▶ **THE REQUEST**:
Please update the data from its first line through the line that contains "review-panel: A***o ★", rewriting those lines with "star-icon" changed to "star-glyph" and nothing else altered.

+++ THE INPUT

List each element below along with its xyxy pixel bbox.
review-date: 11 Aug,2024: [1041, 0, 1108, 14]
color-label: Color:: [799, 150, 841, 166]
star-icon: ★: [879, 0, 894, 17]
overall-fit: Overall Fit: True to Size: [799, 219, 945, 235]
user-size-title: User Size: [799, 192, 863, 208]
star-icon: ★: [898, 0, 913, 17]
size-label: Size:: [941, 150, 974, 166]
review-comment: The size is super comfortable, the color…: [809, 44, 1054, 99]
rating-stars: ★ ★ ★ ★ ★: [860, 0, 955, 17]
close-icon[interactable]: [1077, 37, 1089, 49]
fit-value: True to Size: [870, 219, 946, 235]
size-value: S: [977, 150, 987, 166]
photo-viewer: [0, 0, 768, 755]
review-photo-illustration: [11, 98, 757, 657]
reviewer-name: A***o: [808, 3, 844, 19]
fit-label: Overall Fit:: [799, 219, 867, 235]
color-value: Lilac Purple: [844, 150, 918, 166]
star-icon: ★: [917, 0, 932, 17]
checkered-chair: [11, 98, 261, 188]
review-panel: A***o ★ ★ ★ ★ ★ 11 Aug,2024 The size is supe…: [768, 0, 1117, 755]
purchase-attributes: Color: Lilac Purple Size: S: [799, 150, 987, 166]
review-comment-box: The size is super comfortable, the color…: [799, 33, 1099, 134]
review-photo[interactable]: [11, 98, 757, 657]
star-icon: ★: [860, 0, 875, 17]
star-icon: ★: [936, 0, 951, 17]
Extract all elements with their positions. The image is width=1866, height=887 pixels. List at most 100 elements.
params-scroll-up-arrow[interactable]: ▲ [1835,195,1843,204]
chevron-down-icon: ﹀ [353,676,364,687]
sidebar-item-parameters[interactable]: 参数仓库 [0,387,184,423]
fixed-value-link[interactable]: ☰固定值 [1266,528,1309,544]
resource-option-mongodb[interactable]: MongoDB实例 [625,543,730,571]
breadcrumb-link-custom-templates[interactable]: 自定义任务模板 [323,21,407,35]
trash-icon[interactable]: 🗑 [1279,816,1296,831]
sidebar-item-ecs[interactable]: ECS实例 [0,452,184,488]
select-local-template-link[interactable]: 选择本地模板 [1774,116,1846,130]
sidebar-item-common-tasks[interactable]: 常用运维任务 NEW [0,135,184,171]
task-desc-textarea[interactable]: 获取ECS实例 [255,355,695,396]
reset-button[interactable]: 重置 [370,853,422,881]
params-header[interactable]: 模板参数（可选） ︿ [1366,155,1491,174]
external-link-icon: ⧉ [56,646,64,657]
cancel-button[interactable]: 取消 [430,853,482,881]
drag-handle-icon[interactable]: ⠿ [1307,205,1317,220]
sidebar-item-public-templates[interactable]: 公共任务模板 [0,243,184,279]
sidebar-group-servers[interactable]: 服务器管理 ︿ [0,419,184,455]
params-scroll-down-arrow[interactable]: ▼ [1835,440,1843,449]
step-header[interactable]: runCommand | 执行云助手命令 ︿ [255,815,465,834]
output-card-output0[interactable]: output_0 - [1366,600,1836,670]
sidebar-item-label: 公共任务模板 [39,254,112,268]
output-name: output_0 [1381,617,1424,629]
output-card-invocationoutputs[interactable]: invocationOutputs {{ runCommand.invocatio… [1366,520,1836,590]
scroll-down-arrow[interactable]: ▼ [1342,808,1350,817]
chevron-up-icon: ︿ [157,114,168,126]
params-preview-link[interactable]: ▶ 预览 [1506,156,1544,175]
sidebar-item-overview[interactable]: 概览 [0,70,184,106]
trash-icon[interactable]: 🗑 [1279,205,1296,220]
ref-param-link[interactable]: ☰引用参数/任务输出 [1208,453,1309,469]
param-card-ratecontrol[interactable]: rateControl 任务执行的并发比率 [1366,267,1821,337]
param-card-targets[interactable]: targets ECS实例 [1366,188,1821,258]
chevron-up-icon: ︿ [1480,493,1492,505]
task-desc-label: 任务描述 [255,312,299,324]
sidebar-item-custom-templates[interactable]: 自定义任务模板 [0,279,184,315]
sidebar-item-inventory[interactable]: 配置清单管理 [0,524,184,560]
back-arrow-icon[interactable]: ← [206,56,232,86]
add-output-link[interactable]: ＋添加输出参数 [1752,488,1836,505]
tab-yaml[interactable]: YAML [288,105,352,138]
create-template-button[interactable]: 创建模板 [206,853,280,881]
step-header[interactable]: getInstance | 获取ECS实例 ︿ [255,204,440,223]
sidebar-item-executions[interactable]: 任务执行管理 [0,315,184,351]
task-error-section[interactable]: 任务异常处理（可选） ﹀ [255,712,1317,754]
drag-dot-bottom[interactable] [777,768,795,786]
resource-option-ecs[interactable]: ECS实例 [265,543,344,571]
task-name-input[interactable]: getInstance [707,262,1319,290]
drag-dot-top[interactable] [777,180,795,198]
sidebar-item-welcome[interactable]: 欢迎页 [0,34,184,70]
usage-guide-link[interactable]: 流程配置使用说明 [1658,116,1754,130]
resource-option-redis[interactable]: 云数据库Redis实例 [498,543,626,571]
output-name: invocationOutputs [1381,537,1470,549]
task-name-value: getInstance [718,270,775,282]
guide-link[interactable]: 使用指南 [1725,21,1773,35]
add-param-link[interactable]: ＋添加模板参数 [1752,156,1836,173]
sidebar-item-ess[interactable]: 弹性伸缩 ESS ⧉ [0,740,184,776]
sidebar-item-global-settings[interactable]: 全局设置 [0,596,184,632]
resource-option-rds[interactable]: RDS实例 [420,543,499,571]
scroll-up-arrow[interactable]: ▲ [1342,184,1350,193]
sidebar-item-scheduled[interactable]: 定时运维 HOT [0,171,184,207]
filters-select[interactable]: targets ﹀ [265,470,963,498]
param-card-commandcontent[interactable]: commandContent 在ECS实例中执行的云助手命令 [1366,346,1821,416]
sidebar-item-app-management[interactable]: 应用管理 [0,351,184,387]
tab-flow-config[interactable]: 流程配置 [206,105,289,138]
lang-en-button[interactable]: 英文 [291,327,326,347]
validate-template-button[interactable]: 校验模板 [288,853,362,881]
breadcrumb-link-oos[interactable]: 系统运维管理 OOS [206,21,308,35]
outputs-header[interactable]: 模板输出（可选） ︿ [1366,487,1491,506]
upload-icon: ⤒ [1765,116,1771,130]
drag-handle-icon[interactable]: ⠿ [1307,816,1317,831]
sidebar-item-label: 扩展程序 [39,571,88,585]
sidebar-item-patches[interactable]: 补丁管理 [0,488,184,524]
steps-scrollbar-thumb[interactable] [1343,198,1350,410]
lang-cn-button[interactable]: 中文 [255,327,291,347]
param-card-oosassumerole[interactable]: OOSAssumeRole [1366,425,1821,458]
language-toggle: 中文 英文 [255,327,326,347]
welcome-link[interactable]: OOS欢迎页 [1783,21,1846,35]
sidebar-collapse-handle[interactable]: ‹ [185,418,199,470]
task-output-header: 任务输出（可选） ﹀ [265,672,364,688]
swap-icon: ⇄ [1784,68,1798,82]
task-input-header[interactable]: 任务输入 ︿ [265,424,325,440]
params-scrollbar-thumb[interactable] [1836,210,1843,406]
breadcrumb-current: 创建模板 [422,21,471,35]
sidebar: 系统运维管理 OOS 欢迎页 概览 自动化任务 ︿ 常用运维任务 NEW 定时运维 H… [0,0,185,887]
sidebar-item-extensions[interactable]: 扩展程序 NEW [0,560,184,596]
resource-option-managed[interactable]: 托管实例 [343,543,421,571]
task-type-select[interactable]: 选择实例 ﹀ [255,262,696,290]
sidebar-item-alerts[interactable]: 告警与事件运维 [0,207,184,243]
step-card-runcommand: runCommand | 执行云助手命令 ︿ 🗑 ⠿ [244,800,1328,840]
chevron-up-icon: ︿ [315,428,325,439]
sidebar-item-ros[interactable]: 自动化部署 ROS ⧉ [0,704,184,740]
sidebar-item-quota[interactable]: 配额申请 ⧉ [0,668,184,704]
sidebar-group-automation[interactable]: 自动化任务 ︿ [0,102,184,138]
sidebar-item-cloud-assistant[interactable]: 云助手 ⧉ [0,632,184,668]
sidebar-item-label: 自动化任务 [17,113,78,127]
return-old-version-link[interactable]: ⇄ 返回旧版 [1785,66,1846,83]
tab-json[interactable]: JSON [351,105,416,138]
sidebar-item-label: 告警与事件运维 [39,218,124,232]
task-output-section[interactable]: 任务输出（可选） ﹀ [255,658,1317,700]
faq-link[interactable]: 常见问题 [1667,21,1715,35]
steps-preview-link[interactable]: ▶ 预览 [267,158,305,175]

++++++

▶ **COMPLETE OUTPUT**:
List each element below along with its xyxy pixel bbox.
review-date: 11 Aug,2024: [1041, 0, 1108, 14]
color-label: Color:: [799, 150, 841, 166]
star-glyph: ★: [879, 0, 894, 17]
overall-fit: Overall Fit: True to Size: [799, 219, 945, 235]
user-size-title: User Size: [799, 192, 863, 208]
star-glyph: ★: [898, 0, 913, 17]
size-label: Size:: [941, 150, 974, 166]
review-comment: The size is super comfortable, the color…: [809, 44, 1054, 99]
rating-stars: ★ ★ ★ ★ ★: [860, 0, 955, 17]
close-icon[interactable]: [1077, 37, 1089, 49]
fit-value: True to Size: [870, 219, 946, 235]
size-value: S: [977, 150, 987, 166]
photo-viewer: [0, 0, 768, 755]
review-photo-illustration: [11, 98, 757, 657]
reviewer-name: A***o: [808, 3, 844, 19]
fit-label: Overall Fit:: [799, 219, 867, 235]
color-value: Lilac Purple: [844, 150, 918, 166]
star-glyph: ★: [917, 0, 932, 17]
checkered-chair: [11, 98, 261, 188]
review-panel: A***o ★ ★ ★ ★ ★ 11 Aug,2024 The size is supe…: [768, 0, 1117, 755]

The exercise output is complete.